== Stored data ==
* * *

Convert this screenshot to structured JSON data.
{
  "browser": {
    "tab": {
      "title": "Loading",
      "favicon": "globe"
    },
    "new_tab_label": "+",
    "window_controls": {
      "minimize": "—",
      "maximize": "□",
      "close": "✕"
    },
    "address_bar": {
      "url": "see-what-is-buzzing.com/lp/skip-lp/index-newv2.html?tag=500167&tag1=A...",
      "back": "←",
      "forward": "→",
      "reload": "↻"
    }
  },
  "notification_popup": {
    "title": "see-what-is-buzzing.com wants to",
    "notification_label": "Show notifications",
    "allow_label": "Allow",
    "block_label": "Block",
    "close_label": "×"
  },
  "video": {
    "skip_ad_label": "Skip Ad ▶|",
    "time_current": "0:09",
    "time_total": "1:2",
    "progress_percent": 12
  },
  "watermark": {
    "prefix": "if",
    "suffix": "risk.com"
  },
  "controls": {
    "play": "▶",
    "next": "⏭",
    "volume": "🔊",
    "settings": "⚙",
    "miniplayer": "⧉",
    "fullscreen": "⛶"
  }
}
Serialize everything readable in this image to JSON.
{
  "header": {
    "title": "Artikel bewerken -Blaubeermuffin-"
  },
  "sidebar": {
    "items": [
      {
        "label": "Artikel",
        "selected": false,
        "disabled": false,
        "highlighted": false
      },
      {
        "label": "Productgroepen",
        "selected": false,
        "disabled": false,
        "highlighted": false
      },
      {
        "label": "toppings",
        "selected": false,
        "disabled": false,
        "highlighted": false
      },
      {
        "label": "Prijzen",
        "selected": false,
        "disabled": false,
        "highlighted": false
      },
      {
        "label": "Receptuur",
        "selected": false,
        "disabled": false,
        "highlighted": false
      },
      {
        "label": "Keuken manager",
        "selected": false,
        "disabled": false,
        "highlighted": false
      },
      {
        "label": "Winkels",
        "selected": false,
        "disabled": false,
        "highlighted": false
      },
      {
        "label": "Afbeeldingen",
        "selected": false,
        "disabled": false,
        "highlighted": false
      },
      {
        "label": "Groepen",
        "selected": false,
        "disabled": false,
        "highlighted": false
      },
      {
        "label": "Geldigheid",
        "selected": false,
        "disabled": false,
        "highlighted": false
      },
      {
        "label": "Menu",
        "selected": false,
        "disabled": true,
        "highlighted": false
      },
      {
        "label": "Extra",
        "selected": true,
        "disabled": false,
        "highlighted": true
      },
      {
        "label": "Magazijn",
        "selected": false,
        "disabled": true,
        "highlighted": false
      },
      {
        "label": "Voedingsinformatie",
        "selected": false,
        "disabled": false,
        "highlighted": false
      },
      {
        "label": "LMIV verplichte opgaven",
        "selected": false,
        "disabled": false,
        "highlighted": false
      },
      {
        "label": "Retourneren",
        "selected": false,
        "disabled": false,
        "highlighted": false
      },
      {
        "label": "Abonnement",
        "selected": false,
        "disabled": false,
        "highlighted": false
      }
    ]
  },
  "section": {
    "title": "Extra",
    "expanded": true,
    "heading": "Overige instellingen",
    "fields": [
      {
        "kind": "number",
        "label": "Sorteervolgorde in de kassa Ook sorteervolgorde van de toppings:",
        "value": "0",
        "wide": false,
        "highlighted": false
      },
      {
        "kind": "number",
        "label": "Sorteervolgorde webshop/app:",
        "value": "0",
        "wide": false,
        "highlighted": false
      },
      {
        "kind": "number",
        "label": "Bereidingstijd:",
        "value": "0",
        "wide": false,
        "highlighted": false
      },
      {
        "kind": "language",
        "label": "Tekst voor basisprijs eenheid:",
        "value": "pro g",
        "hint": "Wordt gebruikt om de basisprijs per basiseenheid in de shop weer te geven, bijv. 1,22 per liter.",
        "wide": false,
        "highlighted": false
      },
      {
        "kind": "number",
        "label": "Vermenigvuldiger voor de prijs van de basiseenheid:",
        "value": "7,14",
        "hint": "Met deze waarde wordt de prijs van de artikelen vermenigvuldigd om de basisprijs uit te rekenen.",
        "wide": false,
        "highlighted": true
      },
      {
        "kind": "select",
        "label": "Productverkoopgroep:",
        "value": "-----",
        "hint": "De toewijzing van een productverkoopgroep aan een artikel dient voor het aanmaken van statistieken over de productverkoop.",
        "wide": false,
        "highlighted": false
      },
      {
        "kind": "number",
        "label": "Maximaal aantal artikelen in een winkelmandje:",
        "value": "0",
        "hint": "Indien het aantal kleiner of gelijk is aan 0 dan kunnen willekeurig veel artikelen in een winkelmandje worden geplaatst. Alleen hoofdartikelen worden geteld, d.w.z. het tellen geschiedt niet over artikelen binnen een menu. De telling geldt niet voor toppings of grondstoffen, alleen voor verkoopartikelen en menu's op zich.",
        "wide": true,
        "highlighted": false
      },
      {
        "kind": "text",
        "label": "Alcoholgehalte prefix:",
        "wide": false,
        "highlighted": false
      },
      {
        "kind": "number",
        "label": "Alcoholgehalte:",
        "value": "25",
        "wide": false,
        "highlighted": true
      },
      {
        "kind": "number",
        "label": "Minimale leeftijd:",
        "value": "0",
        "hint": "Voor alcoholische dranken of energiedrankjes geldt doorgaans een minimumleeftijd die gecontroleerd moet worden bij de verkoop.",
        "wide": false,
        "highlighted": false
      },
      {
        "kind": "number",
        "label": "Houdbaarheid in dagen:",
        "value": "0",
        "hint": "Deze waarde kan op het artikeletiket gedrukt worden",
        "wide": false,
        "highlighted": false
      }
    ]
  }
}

* * *

== Short exercise ==
Copy whichever lines in the listing above contain the word "waarde".

== Completed task ==
        "hint": "Met deze waarde wordt de prijs van de artikelen vermenigvuldigd om de basisprijs uit te rekenen.",
        "hint": "Deze waarde kan op het artikeletiket gedrukt worden",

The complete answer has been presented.